Which lines have the string "etiam"? Copy all of them from the entries below.

_RECORDS SHOWN_

--------------------

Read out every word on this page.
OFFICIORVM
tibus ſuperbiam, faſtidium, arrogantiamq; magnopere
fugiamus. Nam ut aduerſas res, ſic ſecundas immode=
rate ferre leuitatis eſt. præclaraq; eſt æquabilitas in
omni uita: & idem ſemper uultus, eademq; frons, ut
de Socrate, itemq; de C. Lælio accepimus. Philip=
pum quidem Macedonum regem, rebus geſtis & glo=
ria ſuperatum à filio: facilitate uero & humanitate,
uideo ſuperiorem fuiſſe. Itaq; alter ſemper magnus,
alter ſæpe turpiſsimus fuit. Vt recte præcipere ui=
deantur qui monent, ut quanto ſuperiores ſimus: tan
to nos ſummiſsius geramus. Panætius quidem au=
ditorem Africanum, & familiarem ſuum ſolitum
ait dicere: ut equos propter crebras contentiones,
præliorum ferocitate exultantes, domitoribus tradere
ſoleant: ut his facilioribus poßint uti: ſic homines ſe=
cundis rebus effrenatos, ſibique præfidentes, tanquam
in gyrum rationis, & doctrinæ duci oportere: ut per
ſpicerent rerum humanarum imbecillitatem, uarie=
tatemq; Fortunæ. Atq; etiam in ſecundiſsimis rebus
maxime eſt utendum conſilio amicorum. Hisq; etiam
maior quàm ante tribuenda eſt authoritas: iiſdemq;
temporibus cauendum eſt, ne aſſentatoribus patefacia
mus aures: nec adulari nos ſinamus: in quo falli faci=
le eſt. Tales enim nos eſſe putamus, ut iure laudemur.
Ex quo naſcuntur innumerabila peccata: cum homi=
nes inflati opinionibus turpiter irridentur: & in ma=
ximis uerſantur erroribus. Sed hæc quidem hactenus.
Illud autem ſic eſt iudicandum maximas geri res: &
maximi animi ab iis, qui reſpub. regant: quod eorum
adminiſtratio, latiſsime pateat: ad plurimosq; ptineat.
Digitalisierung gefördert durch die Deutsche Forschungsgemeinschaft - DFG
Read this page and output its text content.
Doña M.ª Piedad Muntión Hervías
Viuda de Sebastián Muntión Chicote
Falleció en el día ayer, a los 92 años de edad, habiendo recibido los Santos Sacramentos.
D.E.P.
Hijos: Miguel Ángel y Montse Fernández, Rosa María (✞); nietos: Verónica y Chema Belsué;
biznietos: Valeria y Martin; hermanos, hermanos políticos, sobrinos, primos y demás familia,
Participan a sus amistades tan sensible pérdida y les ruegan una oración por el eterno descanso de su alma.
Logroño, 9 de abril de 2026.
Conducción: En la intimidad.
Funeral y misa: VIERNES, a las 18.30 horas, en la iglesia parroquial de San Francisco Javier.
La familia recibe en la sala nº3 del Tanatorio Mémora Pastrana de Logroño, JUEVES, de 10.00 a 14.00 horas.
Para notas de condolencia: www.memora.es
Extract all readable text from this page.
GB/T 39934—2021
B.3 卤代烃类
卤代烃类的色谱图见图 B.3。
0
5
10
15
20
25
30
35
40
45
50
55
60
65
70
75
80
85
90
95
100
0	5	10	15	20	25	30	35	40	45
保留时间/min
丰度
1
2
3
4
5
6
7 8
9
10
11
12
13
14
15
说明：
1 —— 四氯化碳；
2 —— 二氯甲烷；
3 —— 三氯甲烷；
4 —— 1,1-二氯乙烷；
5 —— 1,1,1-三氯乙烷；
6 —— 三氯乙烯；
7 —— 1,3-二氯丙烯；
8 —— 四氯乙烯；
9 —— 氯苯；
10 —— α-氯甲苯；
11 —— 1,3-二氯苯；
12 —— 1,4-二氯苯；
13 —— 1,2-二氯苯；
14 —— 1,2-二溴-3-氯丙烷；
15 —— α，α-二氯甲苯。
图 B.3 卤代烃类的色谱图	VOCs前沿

--------------------

_REPLY_
tatemq; Fortunæ. Atq; etiam in ſecundiſsimis rebus
maxime eſt utendum conſilio amicorum. Hisq; etiam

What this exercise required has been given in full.